----- Excerpted records -----

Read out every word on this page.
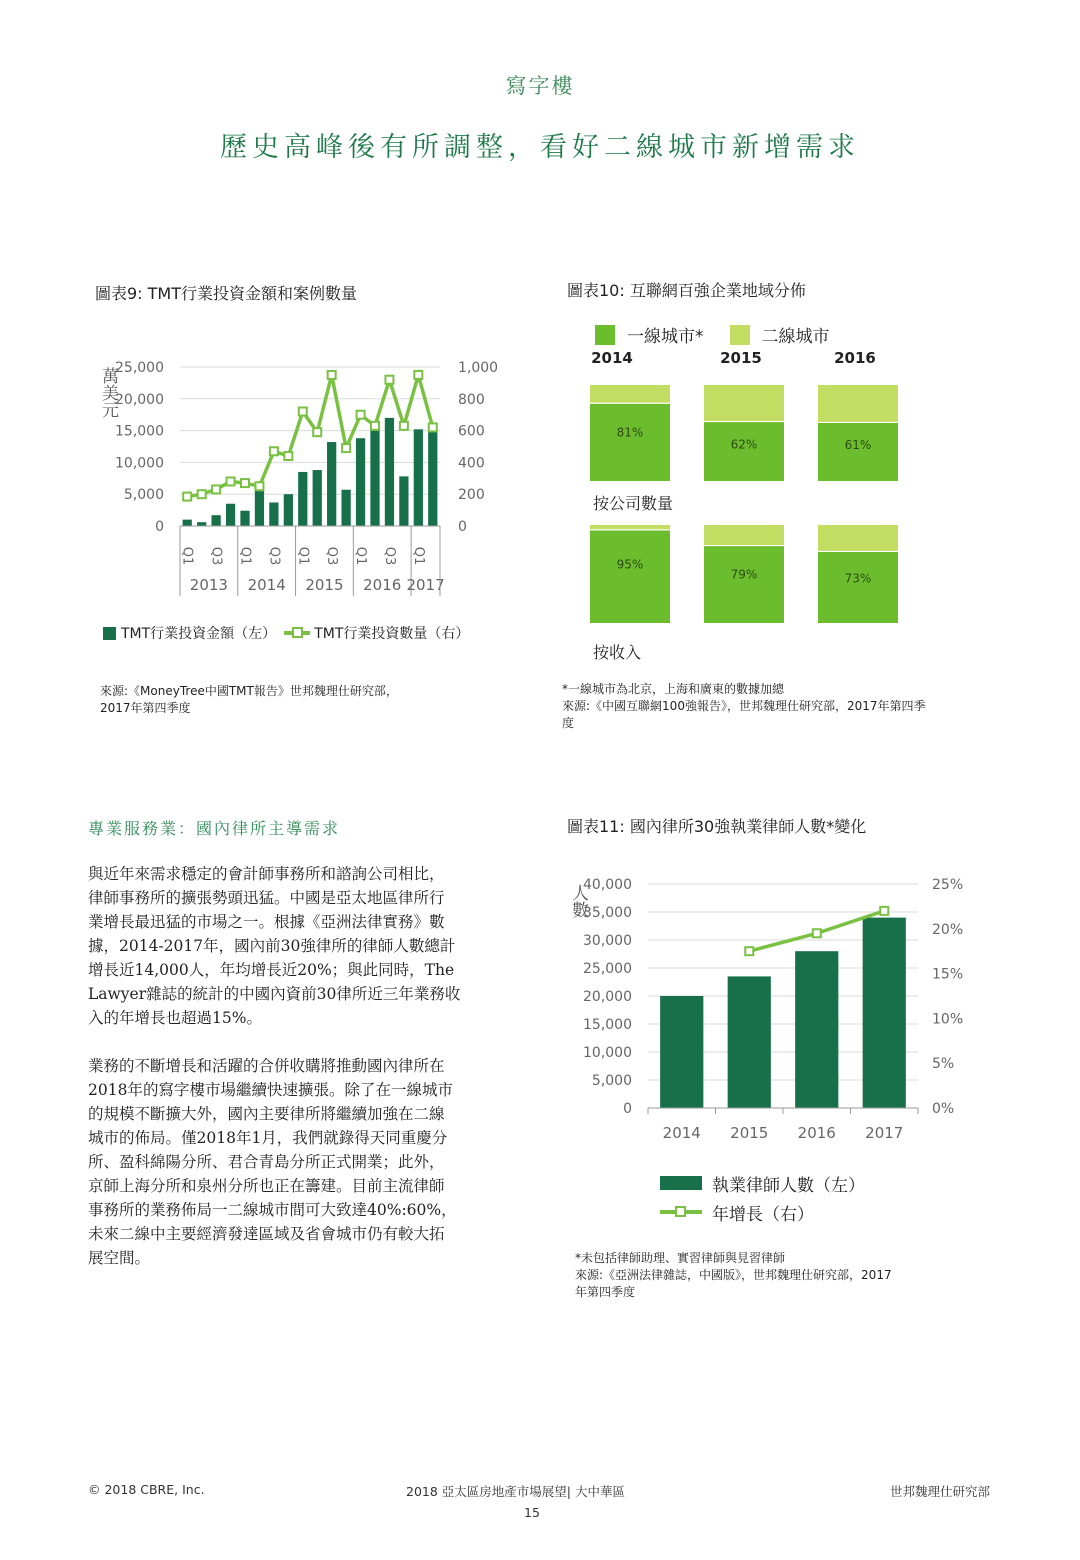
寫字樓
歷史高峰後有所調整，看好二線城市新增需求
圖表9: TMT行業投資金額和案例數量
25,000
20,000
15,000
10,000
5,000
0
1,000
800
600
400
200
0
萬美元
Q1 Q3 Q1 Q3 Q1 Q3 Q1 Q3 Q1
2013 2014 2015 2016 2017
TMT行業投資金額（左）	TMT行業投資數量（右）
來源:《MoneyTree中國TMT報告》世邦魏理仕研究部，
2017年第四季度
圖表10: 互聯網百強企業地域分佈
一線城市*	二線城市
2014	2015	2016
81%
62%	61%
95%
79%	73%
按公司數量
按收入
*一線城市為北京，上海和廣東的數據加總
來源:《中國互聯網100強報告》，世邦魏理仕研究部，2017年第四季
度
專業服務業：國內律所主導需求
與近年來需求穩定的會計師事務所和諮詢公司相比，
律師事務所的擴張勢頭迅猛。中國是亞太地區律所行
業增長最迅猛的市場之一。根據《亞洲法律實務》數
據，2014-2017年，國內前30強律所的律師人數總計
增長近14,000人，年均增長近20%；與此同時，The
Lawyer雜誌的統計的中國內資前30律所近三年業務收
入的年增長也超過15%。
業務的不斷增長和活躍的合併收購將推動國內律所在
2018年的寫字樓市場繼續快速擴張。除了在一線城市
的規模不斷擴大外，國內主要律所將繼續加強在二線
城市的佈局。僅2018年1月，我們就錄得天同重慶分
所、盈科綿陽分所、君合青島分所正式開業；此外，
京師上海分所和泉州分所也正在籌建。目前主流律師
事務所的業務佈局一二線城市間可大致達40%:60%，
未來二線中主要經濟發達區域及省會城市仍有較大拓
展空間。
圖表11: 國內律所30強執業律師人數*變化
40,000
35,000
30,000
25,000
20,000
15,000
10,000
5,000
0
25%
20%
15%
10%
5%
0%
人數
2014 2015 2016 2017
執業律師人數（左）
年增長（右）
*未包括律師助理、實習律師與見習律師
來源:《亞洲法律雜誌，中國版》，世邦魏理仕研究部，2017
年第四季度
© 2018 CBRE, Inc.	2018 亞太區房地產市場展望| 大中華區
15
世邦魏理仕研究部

-----

● **Job**
Track down every line holding the string "世邦魏理仕研究部" and copy it.

● **Answer**
來源:《MoneyTree中國TMT報告》世邦魏理仕研究部，
來源:《中國互聯網100強報告》，世邦魏理仕研究部，2017年第四季
來源:《亞洲法律雜誌，中國版》，世邦魏理仕研究部，2017
世邦魏理仕研究部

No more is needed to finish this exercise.